[start of Source records]
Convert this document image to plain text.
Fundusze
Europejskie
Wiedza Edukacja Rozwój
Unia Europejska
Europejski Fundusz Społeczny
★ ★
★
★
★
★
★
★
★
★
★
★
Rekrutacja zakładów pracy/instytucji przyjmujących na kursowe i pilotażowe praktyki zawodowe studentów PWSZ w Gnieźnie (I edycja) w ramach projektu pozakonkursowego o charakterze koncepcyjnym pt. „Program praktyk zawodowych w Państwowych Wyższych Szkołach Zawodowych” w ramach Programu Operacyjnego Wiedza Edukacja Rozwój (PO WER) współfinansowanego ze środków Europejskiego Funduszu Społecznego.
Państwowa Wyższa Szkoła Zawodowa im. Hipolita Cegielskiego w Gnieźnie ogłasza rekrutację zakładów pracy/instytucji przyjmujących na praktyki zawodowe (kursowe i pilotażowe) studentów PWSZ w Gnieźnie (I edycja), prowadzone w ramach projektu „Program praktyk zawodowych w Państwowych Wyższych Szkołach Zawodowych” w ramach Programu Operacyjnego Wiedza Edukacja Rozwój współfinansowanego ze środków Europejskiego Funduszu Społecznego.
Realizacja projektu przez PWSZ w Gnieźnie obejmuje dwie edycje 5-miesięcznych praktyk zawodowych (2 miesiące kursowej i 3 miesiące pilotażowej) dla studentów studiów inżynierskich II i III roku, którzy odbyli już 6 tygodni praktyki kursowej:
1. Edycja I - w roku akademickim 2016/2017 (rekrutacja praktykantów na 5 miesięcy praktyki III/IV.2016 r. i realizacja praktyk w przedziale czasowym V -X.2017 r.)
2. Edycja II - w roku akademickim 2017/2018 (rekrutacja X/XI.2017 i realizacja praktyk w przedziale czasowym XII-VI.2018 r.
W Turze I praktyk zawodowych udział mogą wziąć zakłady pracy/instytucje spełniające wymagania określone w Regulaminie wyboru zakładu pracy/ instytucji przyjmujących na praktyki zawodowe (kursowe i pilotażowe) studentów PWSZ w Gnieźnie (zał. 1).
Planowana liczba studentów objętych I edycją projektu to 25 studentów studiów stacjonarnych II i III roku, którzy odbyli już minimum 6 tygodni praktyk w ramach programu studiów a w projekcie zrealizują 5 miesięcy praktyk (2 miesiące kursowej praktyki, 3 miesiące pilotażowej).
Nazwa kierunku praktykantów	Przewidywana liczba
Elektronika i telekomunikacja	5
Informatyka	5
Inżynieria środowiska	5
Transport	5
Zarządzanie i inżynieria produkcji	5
[end of Source records]
▶ _Task directions_
Write out every entry above, word for word.

▶ _Worked solution_
Convert this document image to plain text.
Fundusze
Europejskie
Wiedza Edukacja Rozwój
Unia Europejska
Europejski Fundusz Społeczny
★ ★
★
★
★
★
★
★
★
★
★
★
Rekrutacja zakładów pracy/instytucji przyjmujących na kursowe i pilotażowe praktyki zawodowe studentów PWSZ w Gnieźnie (I edycja) w ramach projektu pozakonkursowego o charakterze koncepcyjnym pt. „Program praktyk zawodowych w Państwowych Wyższych Szkołach Zawodowych” w ramach Programu Operacyjnego Wiedza Edukacja Rozwój (PO WER) współfinansowanego ze środków Europejskiego Funduszu Społecznego.
Państwowa Wyższa Szkoła Zawodowa im. Hipolita Cegielskiego w Gnieźnie ogłasza rekrutację zakładów pracy/instytucji przyjmujących na praktyki zawodowe (kursowe i pilotażowe) studentów PWSZ w Gnieźnie (I edycja), prowadzone w ramach projektu „Program praktyk zawodowych w Państwowych Wyższych Szkołach Zawodowych” w ramach Programu Operacyjnego Wiedza Edukacja Rozwój współfinansowanego ze środków Europejskiego Funduszu Społecznego.
Realizacja projektu przez PWSZ w Gnieźnie obejmuje dwie edycje 5-miesięcznych praktyk zawodowych (2 miesiące kursowej i 3 miesiące pilotażowej) dla studentów studiów inżynierskich II i III roku, którzy odbyli już 6 tygodni praktyki kursowej:
1. Edycja I - w roku akademickim 2016/2017 (rekrutacja praktykantów na 5 miesięcy praktyki III/IV.2016 r. i realizacja praktyk w przedziale czasowym V -X.2017 r.)
2. Edycja II - w roku akademickim 2017/2018 (rekrutacja X/XI.2017 i realizacja praktyk w przedziale czasowym XII-VI.2018 r.
W Turze I praktyk zawodowych udział mogą wziąć zakłady pracy/instytucje spełniające wymagania określone w Regulaminie wyboru zakładu pracy/ instytucji przyjmujących na praktyki zawodowe (kursowe i pilotażowe) studentów PWSZ w Gnieźnie (zał. 1).
Planowana liczba studentów objętych I edycją projektu to 25 studentów studiów stacjonarnych II i III roku, którzy odbyli już minimum 6 tygodni praktyk w ramach programu studiów a w projekcie zrealizują 5 miesięcy praktyk (2 miesiące kursowej praktyki, 3 miesiące pilotażowej).
Nazwa kierunku praktykantów	Przewidywana liczba
Elektronika i telekomunikacja	5
Informatyka	5
Inżynieria środowiska	5
Transport	5
Zarządzanie i inżynieria produkcji	5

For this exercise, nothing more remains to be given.